── Dataset rows

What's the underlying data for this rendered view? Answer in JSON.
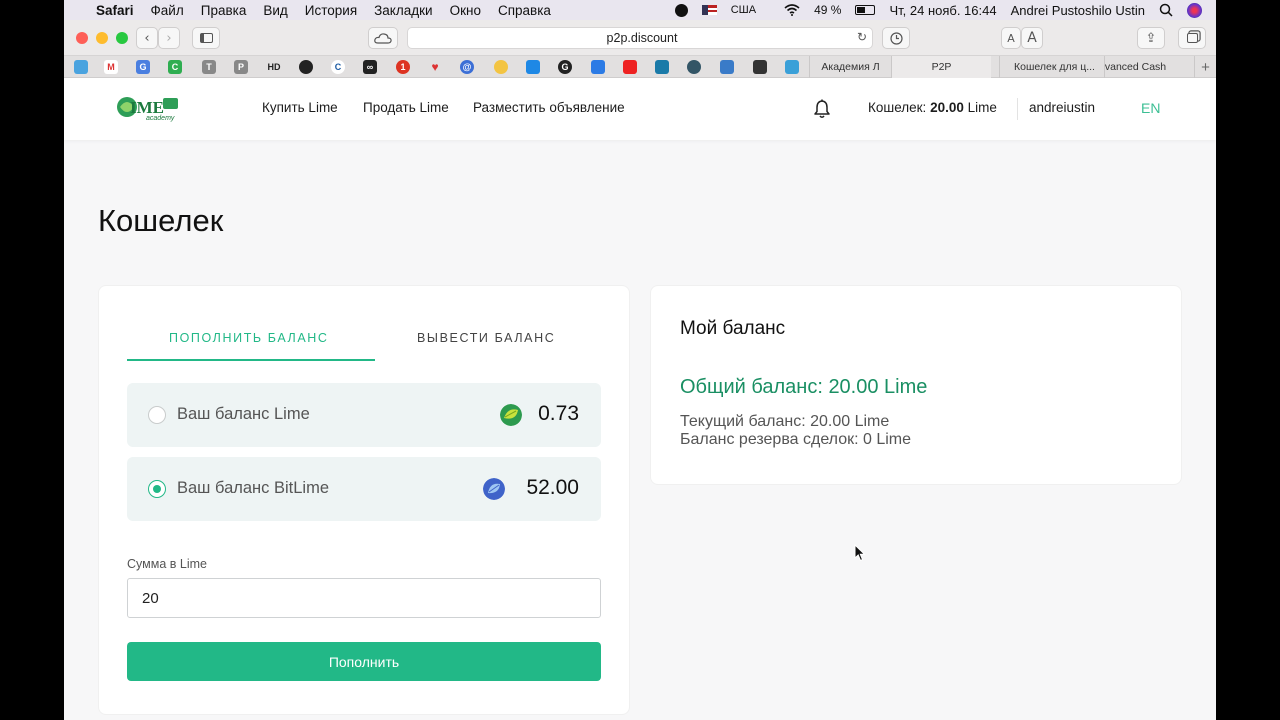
{
  "menubar": {
    "app": "Safari",
    "items": [
      "Файл",
      "Правка",
      "Вид",
      "История",
      "Закладки",
      "Окно",
      "Справка"
    ],
    "keyboard": "США",
    "battery": "49 %",
    "datetime": "Чт, 24 нояб.  16:44",
    "user": "Andrei Pustoshilo Ustin"
  },
  "browser": {
    "url": "p2p.discount",
    "font_small": "A",
    "font_large": "A",
    "tabs": [
      "Академия Л",
      "P2P",
      "Кошелек для ц...",
      "vanced Cash"
    ]
  },
  "header": {
    "nav": [
      "Купить Lime",
      "Продать Lime",
      "Разместить объявление"
    ],
    "wallet_prefix": "Кошелек: ",
    "wallet_amount": "20.00",
    "wallet_suffix": " Lime",
    "username": "andreiustin",
    "lang": "EN"
  },
  "page": {
    "title": "Кошелек"
  },
  "wallet_form": {
    "tab_deposit": "Пополнить баланс",
    "tab_withdraw": "Вывести баланс",
    "options": [
      {
        "label": "Ваш баланс Lime",
        "amount": "0.73",
        "selected": false,
        "icon": "lime-coin-icon"
      },
      {
        "label": "Ваш баланс BitLime",
        "amount": "52.00",
        "selected": true,
        "icon": "bitlime-coin-icon"
      }
    ],
    "amount_label": "Сумма в Lime",
    "amount_value": "20",
    "submit_label": "Пополнить"
  },
  "balance_card": {
    "title": "Мой баланс",
    "total": "Общий баланс: 20.00 Lime",
    "current": "Текущий баланс: 20.00 Lime",
    "reserve": "Баланс резерва сделок: 0 Lime"
  },
  "colors": {
    "accent": "#22b887",
    "accent_dark": "#1a8f63",
    "option_bg": "#eef4f4"
  }
}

────

## [Set problem]
Omit the pictures, and quote the material above exactly as given.

## [Result of this exercise]
What's the underlying data for this rendered view? Answer in JSON.
{
  "menubar": {
    "app": "Safari",
    "items": [
      "Файл",
      "Правка",
      "Вид",
      "История",
      "Закладки",
      "Окно",
      "Справка"
    ],
    "keyboard": "США",
    "battery": "49 %",
    "datetime": "Чт, 24 нояб.  16:44",
    "user": "Andrei Pustoshilo Ustin"
  },
  "browser": {
    "url": "p2p.discount",
    "font_small": "A",
    "font_large": "A",
    "tabs": [
      "Академия Л",
      "P2P",
      "Кошелек для ц...",
      "vanced Cash"
    ]
  },
  "header": {
    "nav": [
      "Купить Lime",
      "Продать Lime",
      "Разместить объявление"
    ],
    "wallet_prefix": "Кошелек: ",
    "wallet_amount": "20.00",
    "wallet_suffix": " Lime",
    "username": "andreiustin",
    "lang": "EN"
  },
  "page": {
    "title": "Кошелек"
  },
  "wallet_form": {
    "tab_deposit": "Пополнить баланс",
    "tab_withdraw": "Вывести баланс",
    "options": [
      {
        "label": "Ваш баланс Lime",
        "amount": "0.73",
        "selected": false,
        "icon": "lime-coin-icon"
      },
      {
        "label": "Ваш баланс BitLime",
        "amount": "52.00",
        "selected": true,
        "icon": "bitlime-coin-icon"
      }
    ],
    "amount_label": "Сумма в Lime",
    "amount_value": "20",
    "submit_label": "Пополнить"
  },
  "balance_card": {
    "title": "Мой баланс",
    "total": "Общий баланс: 20.00 Lime",
    "current": "Текущий баланс: 20.00 Lime",
    "reserve": "Баланс резерва сделок: 0 Lime"
  },
  "colors": {
    "accent": "#22b887",
    "accent_dark": "#1a8f63",
    "option_bg": "#eef4f4"
  }
}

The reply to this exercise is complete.